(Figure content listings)
□ □ □ □
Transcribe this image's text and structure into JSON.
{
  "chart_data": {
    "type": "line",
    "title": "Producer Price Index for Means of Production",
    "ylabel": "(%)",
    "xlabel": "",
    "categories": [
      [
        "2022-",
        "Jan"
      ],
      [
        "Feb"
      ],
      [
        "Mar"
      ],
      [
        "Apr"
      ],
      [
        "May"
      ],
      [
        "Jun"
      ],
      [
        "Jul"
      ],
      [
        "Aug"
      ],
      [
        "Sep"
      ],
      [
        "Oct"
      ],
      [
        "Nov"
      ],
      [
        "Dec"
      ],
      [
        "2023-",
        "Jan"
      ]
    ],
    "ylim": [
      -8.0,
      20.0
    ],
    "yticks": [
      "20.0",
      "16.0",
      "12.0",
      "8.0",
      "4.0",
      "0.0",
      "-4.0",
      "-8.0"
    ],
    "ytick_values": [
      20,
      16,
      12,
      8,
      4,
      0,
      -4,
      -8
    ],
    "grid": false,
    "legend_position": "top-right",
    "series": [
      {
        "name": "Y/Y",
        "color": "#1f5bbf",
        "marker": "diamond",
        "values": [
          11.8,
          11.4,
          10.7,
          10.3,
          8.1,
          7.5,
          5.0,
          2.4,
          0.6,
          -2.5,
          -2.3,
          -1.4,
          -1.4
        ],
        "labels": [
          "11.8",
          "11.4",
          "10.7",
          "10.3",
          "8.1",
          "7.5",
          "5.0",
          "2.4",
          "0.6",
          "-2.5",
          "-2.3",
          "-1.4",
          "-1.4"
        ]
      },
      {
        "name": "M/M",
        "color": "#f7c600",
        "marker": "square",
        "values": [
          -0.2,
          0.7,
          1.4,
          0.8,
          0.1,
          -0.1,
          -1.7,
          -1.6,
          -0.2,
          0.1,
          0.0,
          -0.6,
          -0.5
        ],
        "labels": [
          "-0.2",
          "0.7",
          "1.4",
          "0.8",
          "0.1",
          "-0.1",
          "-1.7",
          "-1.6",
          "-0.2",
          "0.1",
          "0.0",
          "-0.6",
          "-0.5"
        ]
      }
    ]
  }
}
□ □ □ □
### Stated exercise:
Write out the whole listing exactly.

### Solution:
Transcribe this image's text and structure into JSON.
{
  "chart_data": {
    "type": "line",
    "title": "Producer Price Index for Means of Production",
    "ylabel": "(%)",
    "xlabel": "",
    "categories": [
      [
        "2022-",
        "Jan"
      ],
      [
        "Feb"
      ],
      [
        "Mar"
      ],
      [
        "Apr"
      ],
      [
        "May"
      ],
      [
        "Jun"
      ],
      [
        "Jul"
      ],
      [
        "Aug"
      ],
      [
        "Sep"
      ],
      [
        "Oct"
      ],
      [
        "Nov"
      ],
      [
        "Dec"
      ],
      [
        "2023-",
        "Jan"
      ]
    ],
    "ylim": [
      -8.0,
      20.0
    ],
    "yticks": [
      "20.0",
      "16.0",
      "12.0",
      "8.0",
      "4.0",
      "0.0",
      "-4.0",
      "-8.0"
    ],
    "ytick_values": [
      20,
      16,
      12,
      8,
      4,
      0,
      -4,
      -8
    ],
    "grid": false,
    "legend_position": "top-right",
    "series": [
      {
        "name": "Y/Y",
        "color": "#1f5bbf",
        "marker": "diamond",
        "values": [
          11.8,
          11.4,
          10.7,
          10.3,
          8.1,
          7.5,
          5.0,
          2.4,
          0.6,
          -2.5,
          -2.3,
          -1.4,
          -1.4
        ],
        "labels": [
          "11.8",
          "11.4",
          "10.7",
          "10.3",
          "8.1",
          "7.5",
          "5.0",
          "2.4",
          "0.6",
          "-2.5",
          "-2.3",
          "-1.4",
          "-1.4"
        ]
      },
      {
        "name": "M/M",
        "color": "#f7c600",
        "marker": "square",
        "values": [
          -0.2,
          0.7,
          1.4,
          0.8,
          0.1,
          -0.1,
          -1.7,
          -1.6,
          -0.2,
          0.1,
          0.0,
          -0.6,
          -0.5
        ],
        "labels": [
          "-0.2",
          "0.7",
          "1.4",
          "0.8",
          "0.1",
          "-0.1",
          "-1.7",
          "-1.6",
          "-0.2",
          "0.1",
          "0.0",
          "-0.6",
          "-0.5"
        ]
      }
    ]
  }
}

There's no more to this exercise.